» **What to do**
1. In the forum thread about the failed clutch, what is the total cost to fix the vehicle?
2. Please say whether each statement agrees with the forum thread about the failed clutch, and give yes or no with the deciding words quoted from it.
(a) The clutch failed during the drive down to Tiverton.
(b) The trailer is rated to 2750kg.
(c) The Ford Ranger bought new in 2005 still has its original clutch.

» **Text shown**

========

On a job in Tiverton Devon after driving from Hertfordshire,no problems encountered on the way down there, the next morning the clutch completly failed. the vehicle had traveled 10000 miles since january and was within a year old and withing its first service schedule

we ended up in Taunton Ford, where they have had a look and said the clutch, flywheel, starter motor and some crank sensors have been destroyed.

Ford will not fix under warranty as they assume that the clutch has been abused, the totalcost is £2500 to fix and was wonderig where i stand with ford asi have araised a case number against them to try and resolve this.

Any help would be appreciated.

regards,

Mark

bigmac146

Original Poster:

184 posts

211 months

Thursday 11th November 2010
quotequote all
ps, I dont know how to change the topic title, should say down!

Jem0911

4,415 posts

224 months

Thursday 11th November 2010
quotequote all
Hi Sorry to hear of your problems.
What were you towing?

tvrolet

4,671 posts

305 months

Thursday 11th November 2010
quotequote all
Absolutely no consolation whatsoever...but I bought a Ford Ranger double cab new in 2005 as a towing vehicle [car on trailer], ski-trip hack and daily driver. 70,000 miles on with loads of towing under its belt it's never missed a beat [oops, I;ve gone and done it now frown] and it's still on it's original clutch.

bigmac146

Original Poster:

184 posts

211 months

Thursday 11th November 2010
quotequote all
hi,wewere towing a small drilling rig in a trailer, the trailer is rated to 2750kg, and the towing capacity is 3000kg with a braked trailer.

========

» **Record excerpts**
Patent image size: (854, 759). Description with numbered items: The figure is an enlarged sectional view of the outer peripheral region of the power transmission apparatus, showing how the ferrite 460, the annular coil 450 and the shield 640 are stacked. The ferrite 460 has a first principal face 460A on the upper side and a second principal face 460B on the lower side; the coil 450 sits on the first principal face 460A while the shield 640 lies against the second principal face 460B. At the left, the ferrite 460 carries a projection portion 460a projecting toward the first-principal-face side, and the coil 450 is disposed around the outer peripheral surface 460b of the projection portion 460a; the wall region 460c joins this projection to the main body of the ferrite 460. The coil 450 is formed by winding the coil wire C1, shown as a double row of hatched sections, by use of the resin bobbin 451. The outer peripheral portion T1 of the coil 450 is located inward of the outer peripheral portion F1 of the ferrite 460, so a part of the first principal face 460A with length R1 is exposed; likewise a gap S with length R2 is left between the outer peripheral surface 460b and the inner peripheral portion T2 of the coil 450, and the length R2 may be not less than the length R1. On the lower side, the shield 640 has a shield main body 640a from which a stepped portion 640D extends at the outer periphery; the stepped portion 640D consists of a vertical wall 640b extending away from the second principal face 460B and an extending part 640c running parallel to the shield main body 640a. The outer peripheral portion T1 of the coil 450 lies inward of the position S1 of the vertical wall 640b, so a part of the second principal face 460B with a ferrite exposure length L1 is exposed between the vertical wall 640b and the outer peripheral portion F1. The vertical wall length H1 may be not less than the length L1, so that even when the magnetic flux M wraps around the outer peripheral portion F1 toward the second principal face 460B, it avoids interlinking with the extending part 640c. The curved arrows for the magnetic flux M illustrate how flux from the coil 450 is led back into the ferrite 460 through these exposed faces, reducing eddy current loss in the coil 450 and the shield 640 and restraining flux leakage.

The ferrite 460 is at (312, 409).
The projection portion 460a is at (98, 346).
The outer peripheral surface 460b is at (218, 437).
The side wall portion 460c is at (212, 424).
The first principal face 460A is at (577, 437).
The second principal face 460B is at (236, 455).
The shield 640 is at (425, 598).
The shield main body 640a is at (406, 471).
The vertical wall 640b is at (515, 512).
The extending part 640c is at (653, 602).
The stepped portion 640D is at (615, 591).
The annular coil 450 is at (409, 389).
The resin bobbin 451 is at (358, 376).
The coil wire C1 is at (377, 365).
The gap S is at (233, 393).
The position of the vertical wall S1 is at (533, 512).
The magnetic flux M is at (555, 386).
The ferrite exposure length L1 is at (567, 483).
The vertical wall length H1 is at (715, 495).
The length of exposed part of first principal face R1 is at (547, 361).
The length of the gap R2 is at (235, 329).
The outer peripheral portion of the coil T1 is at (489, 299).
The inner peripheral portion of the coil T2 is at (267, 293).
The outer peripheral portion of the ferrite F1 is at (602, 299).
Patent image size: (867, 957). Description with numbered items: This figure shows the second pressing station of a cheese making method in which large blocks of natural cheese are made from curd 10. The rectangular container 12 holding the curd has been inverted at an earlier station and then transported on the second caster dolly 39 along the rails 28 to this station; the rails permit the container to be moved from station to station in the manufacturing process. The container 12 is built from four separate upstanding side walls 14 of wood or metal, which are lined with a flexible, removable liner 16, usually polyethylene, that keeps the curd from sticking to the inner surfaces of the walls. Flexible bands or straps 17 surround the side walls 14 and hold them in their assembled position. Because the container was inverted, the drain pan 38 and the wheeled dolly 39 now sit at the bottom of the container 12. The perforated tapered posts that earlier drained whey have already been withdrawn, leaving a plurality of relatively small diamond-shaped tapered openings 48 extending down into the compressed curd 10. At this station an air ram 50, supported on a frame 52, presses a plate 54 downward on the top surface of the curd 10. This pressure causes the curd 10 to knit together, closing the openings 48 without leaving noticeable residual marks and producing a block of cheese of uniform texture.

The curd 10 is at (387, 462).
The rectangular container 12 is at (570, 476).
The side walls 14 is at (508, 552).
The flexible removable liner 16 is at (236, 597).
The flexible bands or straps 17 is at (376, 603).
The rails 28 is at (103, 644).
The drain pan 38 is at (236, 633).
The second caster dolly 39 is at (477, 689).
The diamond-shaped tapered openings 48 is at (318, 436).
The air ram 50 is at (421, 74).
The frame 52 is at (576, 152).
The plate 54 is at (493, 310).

========

» **Results for each task**
1. £2500.

2.
(a) No: "no problems encountered on the way down there, the next morning the clutch completly failed"
(b) Yes: "the trailer is rated to 2750kg"
(c) Yes: "it's still on it's original clutch"